***** Available data *****
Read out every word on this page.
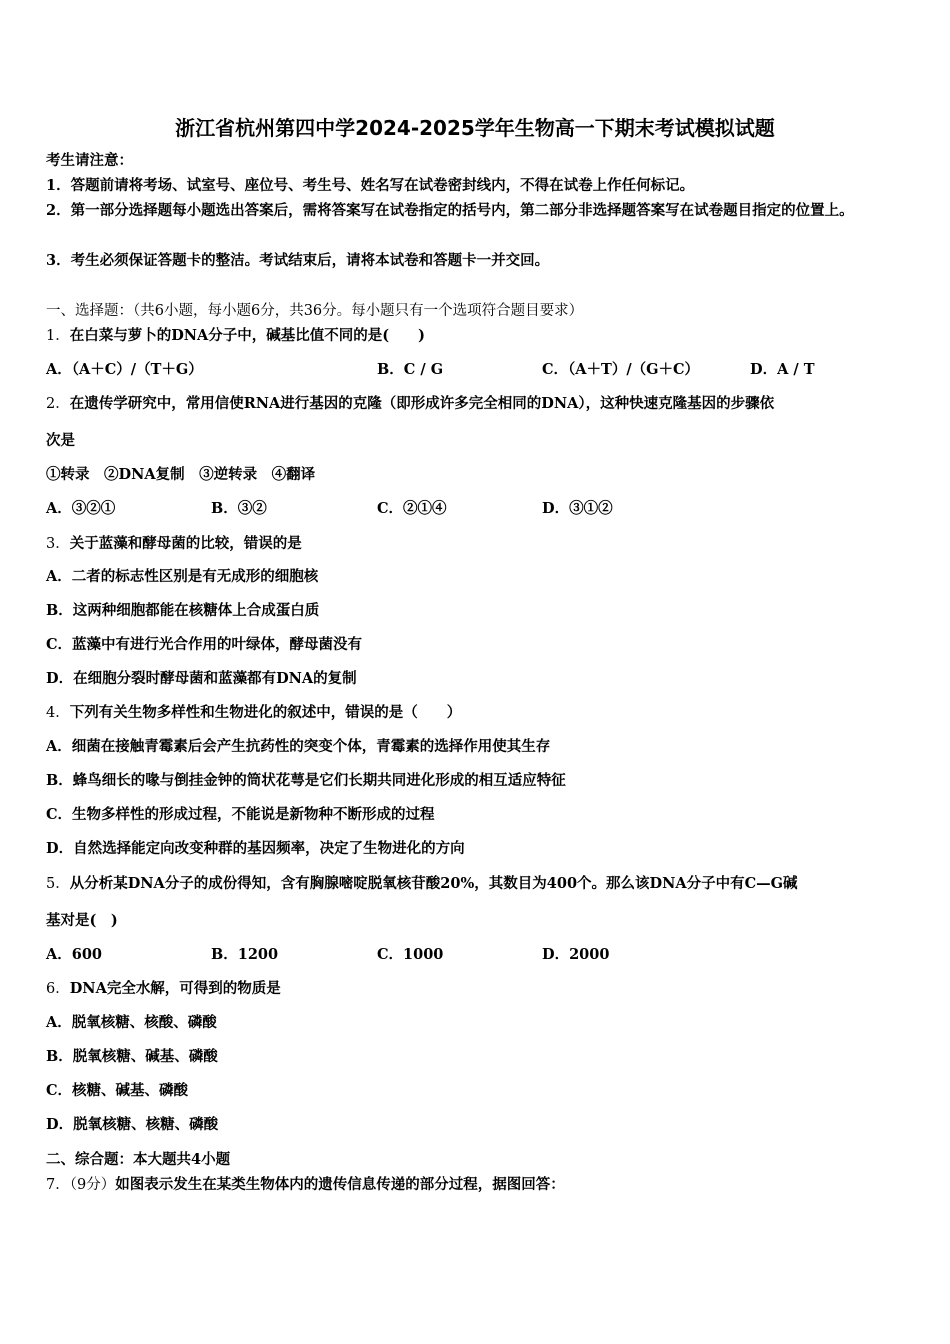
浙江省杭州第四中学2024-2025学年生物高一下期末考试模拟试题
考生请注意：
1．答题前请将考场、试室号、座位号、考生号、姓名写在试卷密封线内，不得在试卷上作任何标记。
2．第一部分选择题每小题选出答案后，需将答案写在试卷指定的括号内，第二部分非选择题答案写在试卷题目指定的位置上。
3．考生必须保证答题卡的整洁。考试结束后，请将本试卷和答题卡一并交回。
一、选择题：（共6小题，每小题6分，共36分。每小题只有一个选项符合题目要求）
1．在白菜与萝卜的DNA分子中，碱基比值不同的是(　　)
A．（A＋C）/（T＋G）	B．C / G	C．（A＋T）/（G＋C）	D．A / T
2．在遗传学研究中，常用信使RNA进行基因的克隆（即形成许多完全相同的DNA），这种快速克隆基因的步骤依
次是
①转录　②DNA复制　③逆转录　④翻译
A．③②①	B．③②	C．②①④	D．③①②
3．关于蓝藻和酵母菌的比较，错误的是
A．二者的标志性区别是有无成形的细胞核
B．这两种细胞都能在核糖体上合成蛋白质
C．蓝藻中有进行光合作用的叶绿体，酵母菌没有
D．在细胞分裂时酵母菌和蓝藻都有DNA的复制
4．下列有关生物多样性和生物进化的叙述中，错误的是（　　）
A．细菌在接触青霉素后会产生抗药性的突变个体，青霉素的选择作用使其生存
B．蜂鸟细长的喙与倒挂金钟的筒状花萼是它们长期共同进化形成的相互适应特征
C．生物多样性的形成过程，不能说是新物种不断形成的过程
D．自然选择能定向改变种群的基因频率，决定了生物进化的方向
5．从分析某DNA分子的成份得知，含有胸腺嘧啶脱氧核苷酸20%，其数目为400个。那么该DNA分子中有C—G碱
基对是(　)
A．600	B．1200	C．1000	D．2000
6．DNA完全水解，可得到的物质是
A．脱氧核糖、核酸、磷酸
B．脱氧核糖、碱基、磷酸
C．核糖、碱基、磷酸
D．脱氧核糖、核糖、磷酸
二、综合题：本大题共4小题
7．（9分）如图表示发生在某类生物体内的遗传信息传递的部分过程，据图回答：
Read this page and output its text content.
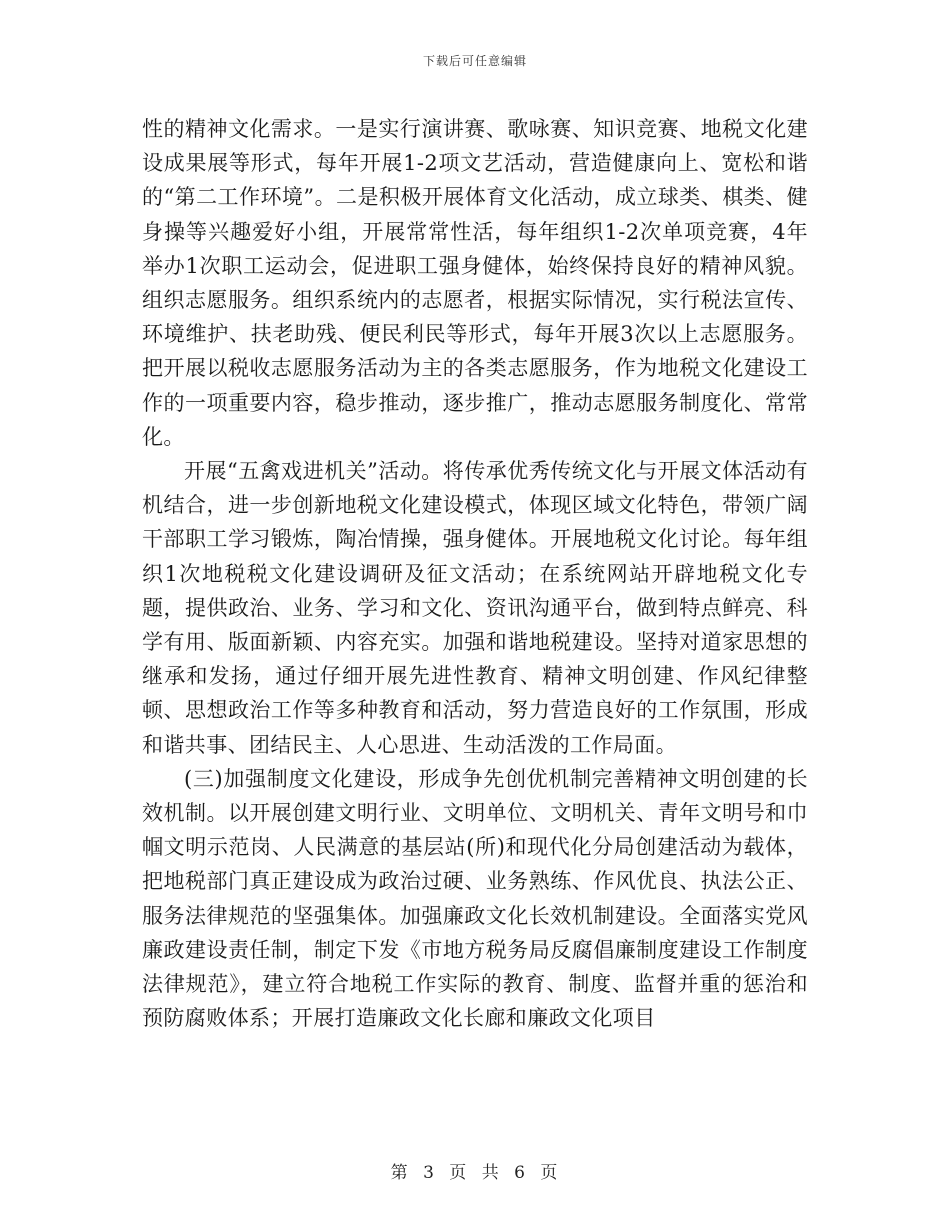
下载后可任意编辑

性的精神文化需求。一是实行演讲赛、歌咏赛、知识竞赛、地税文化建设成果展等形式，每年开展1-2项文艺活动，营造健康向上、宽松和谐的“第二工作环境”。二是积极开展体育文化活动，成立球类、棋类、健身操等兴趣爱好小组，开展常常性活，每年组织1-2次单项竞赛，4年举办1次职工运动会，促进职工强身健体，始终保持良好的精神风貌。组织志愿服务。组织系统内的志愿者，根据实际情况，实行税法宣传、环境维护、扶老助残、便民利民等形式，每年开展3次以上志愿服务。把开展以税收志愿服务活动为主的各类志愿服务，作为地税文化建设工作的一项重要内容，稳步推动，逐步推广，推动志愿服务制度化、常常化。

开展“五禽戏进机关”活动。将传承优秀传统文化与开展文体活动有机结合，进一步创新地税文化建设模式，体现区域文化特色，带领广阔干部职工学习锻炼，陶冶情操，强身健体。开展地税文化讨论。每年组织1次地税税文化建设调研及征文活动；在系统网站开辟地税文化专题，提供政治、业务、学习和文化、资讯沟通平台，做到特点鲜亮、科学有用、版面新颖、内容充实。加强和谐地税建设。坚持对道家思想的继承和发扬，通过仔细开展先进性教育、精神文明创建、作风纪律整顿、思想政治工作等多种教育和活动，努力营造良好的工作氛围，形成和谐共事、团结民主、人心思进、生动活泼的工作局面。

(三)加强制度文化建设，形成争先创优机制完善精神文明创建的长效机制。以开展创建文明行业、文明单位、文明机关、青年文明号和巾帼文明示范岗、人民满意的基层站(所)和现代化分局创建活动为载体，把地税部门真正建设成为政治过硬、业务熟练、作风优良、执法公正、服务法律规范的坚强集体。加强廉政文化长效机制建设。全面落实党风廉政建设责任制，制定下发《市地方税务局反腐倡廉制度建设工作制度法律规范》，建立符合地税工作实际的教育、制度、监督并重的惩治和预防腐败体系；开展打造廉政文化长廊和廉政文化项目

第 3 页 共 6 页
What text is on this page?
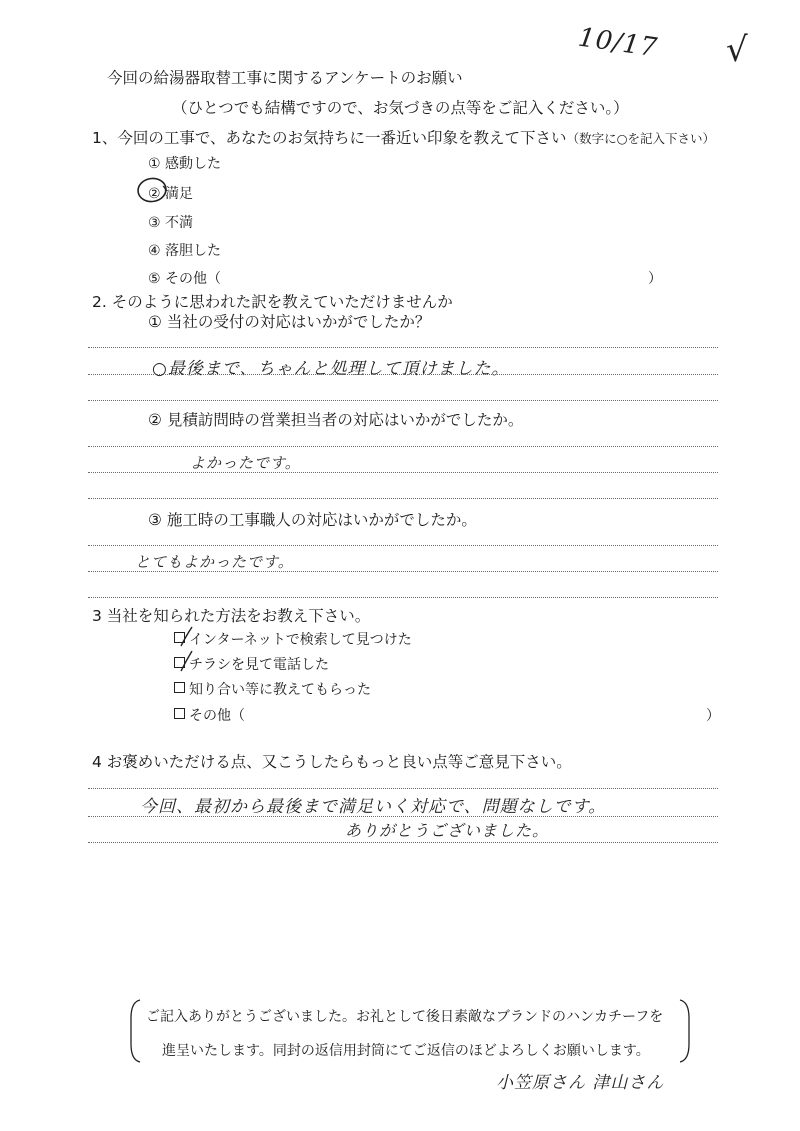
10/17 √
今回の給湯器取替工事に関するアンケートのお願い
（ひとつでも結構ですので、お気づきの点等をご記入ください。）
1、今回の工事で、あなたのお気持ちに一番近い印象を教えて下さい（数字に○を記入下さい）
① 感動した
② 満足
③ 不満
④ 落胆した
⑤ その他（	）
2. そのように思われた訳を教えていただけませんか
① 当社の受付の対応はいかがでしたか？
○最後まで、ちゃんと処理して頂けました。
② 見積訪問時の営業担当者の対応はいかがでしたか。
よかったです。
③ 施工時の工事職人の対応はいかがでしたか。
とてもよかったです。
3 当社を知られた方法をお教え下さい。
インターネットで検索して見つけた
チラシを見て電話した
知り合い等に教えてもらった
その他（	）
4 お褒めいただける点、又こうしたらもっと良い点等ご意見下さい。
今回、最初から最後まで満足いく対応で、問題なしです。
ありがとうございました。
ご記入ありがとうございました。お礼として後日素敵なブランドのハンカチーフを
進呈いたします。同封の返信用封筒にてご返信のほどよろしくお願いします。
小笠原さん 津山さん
*****
Set exercise. Copy the records above exactly, leaving out every picture.

Response.
Read out every word on this page.
浙江省杭州第四中学2024-2025学年生物高一下期末考试模拟试题
考生请注意：
1．答题前请将考场、试室号、座位号、考生号、姓名写在试卷密封线内，不得在试卷上作任何标记。
2．第一部分选择题每小题选出答案后，需将答案写在试卷指定的括号内，第二部分非选择题答案写在试卷题目指定的位置上。
3．考生必须保证答题卡的整洁。考试结束后，请将本试卷和答题卡一并交回。
一、选择题：（共6小题，每小题6分，共36分。每小题只有一个选项符合题目要求）
1．在白菜与萝卜的DNA分子中，碱基比值不同的是(　　)
A．（A＋C）/（T＋G）	B．C / G	C．（A＋T）/（G＋C）	D．A / T
2．在遗传学研究中，常用信使RNA进行基因的克隆（即形成许多完全相同的DNA），这种快速克隆基因的步骤依
次是
①转录　②DNA复制　③逆转录　④翻译
A．③②①	B．③②	C．②①④	D．③①②
3．关于蓝藻和酵母菌的比较，错误的是
A．二者的标志性区别是有无成形的细胞核
B．这两种细胞都能在核糖体上合成蛋白质
C．蓝藻中有进行光合作用的叶绿体，酵母菌没有
D．在细胞分裂时酵母菌和蓝藻都有DNA的复制
4．下列有关生物多样性和生物进化的叙述中，错误的是（　　）
A．细菌在接触青霉素后会产生抗药性的突变个体，青霉素的选择作用使其生存
B．蜂鸟细长的喙与倒挂金钟的筒状花萼是它们长期共同进化形成的相互适应特征
C．生物多样性的形成过程，不能说是新物种不断形成的过程
D．自然选择能定向改变种群的基因频率，决定了生物进化的方向
5．从分析某DNA分子的成份得知，含有胸腺嘧啶脱氧核苷酸20%，其数目为400个。那么该DNA分子中有C—G碱
基对是(　)
A．600	B．1200	C．1000	D．2000
6．DNA完全水解，可得到的物质是
A．脱氧核糖、核酸、磷酸
B．脱氧核糖、碱基、磷酸
C．核糖、碱基、磷酸
D．脱氧核糖、核糖、磷酸
二、综合题：本大题共4小题
7．（9分）如图表示发生在某类生物体内的遗传信息传递的部分过程，据图回答：
Read this page and output its text content.
下载后可任意编辑

性的精神文化需求。一是实行演讲赛、歌咏赛、知识竞赛、地税文化建设成果展等形式，每年开展1-2项文艺活动，营造健康向上、宽松和谐的“第二工作环境”。二是积极开展体育文化活动，成立球类、棋类、健身操等兴趣爱好小组，开展常常性活，每年组织1-2次单项竞赛，4年举办1次职工运动会，促进职工强身健体，始终保持良好的精神风貌。组织志愿服务。组织系统内的志愿者，根据实际情况，实行税法宣传、环境维护、扶老助残、便民利民等形式，每年开展3次以上志愿服务。把开展以税收志愿服务活动为主的各类志愿服务，作为地税文化建设工作的一项重要内容，稳步推动，逐步推广，推动志愿服务制度化、常常化。

开展“五禽戏进机关”活动。将传承优秀传统文化与开展文体活动有机结合，进一步创新地税文化建设模式，体现区域文化特色，带领广阔干部职工学习锻炼，陶冶情操，强身健体。开展地税文化讨论。每年组织1次地税税文化建设调研及征文活动；在系统网站开辟地税文化专题，提供政治、业务、学习和文化、资讯沟通平台，做到特点鲜亮、科学有用、版面新颖、内容充实。加强和谐地税建设。坚持对道家思想的继承和发扬，通过仔细开展先进性教育、精神文明创建、作风纪律整顿、思想政治工作等多种教育和活动，努力营造良好的工作氛围，形成和谐共事、团结民主、人心思进、生动活泼的工作局面。

(三)加强制度文化建设，形成争先创优机制完善精神文明创建的长效机制。以开展创建文明行业、文明单位、文明机关、青年文明号和巾帼文明示范岗、人民满意的基层站(所)和现代化分局创建活动为载体，把地税部门真正建设成为政治过硬、业务熟练、作风优良、执法公正、服务法律规范的坚强集体。加强廉政文化长效机制建设。全面落实党风廉政建设责任制，制定下发《市地方税务局反腐倡廉制度建设工作制度法律规范》，建立符合地税工作实际的教育、制度、监督并重的惩治和预防腐败体系；开展打造廉政文化长廊和廉政文化项目

第 3 页 共 6 页
What text is on this page?
10/17 √
今回の給湯器取替工事に関するアンケートのお願い
（ひとつでも結構ですので、お気づきの点等をご記入ください。）
1、今回の工事で、あなたのお気持ちに一番近い印象を教えて下さい（数字に○を記入下さい）
① 感動した
② 満足
③ 不満
④ 落胆した
⑤ その他（	）
2. そのように思われた訳を教えていただけませんか
① 当社の受付の対応はいかがでしたか？
○最後まで、ちゃんと処理して頂けました。
② 見積訪問時の営業担当者の対応はいかがでしたか。
よかったです。
③ 施工時の工事職人の対応はいかがでしたか。
とてもよかったです。
3 当社を知られた方法をお教え下さい。
インターネットで検索して見つけた
チラシを見て電話した
知り合い等に教えてもらった
その他（	）
4 お褒めいただける点、又こうしたらもっと良い点等ご意見下さい。
今回、最初から最後まで満足いく対応で、問題なしです。
ありがとうございました。
ご記入ありがとうございました。お礼として後日素敵なブランドのハンカチーフを
進呈いたします。同封の返信用封筒にてご返信のほどよろしくお願いします。
小笠原さん 津山さん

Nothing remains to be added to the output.